To do
Which lines hold the word "JSON"? Copy each of them.

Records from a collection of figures
※ ※ ※

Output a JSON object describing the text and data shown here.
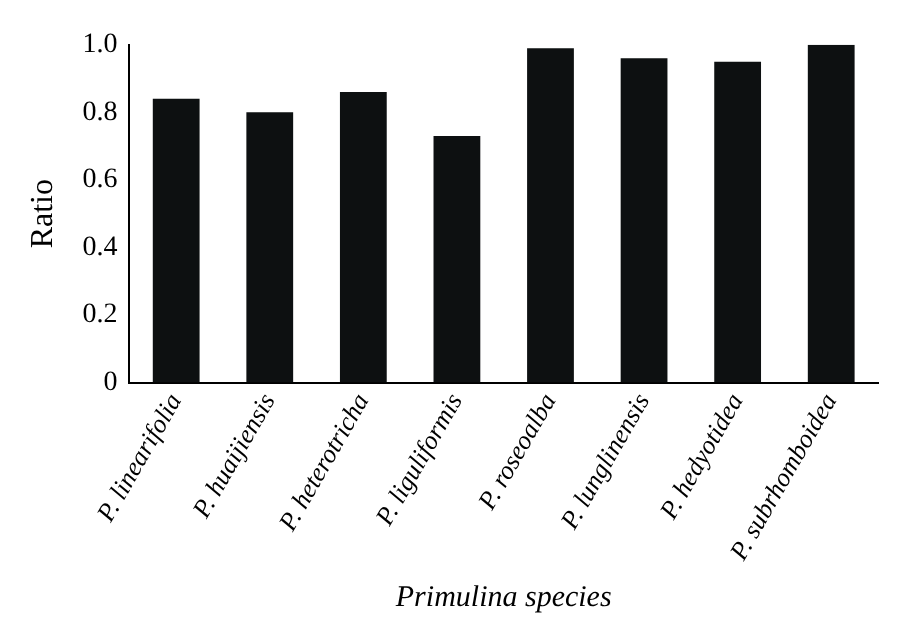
{
  "chart_data": {
    "type": "bar",
    "xlabel": "Primulina species",
    "ylabel": "Ratio",
    "categories": [
      "P. linearifolia",
      "P. huaijiensis",
      "P. heterotricha",
      "P. liguliformis",
      "P. roseoalba",
      "P. lunglinensis",
      "P. hedyotidea",
      "P. subrhomboidea"
    ],
    "values": [
      0.84,
      0.8,
      0.86,
      0.73,
      0.99,
      0.96,
      0.95,
      1.0
    ],
    "color": "#0d1011",
    "ylim": [
      0,
      1
    ],
    "yticks": [
      0,
      {
        "value": 0.2,
        "label": "0.2"
      },
      {
        "value": 0.4,
        "label": "0.4"
      },
      {
        "value": 0.6,
        "label": "0.6"
      },
      {
        "value": 0.8,
        "label": "0.8"
      },
      {
        "value": 1,
        "label": "1.0"
      }
    ],
    "grid": false,
    "legend": false
  }
}
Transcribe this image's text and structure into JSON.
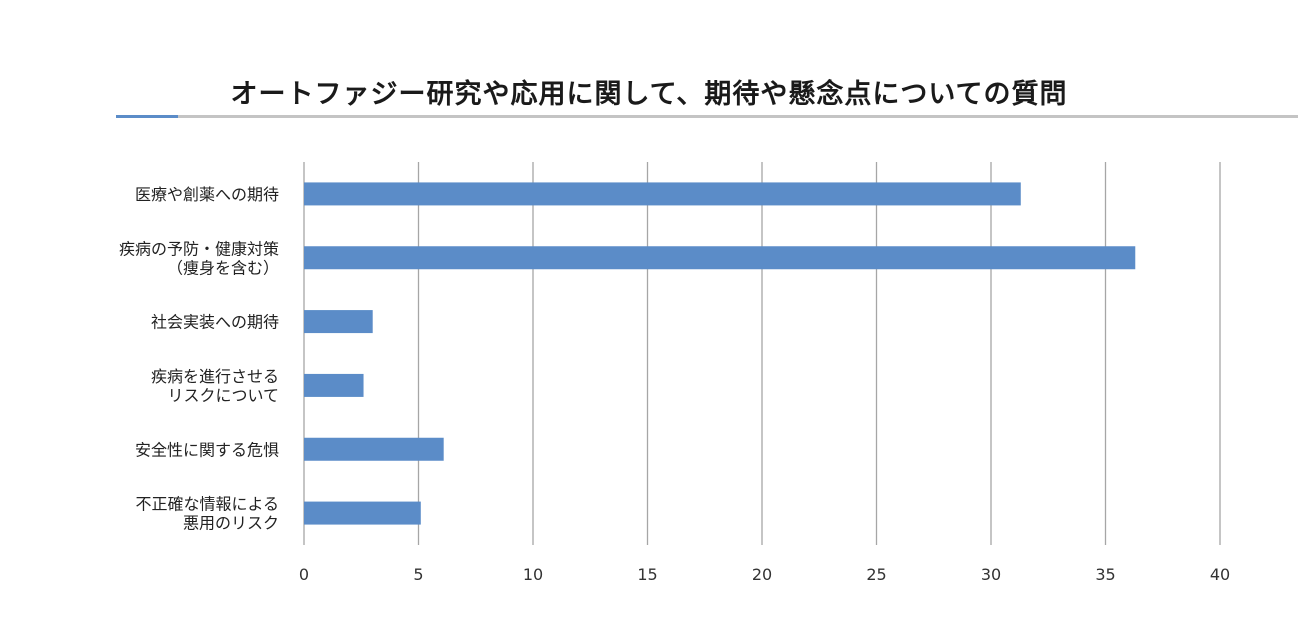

※ ※ ※

Task output
Output a JSON object describing the text and data shown here.
Transcribe this image's text and structure into JSON.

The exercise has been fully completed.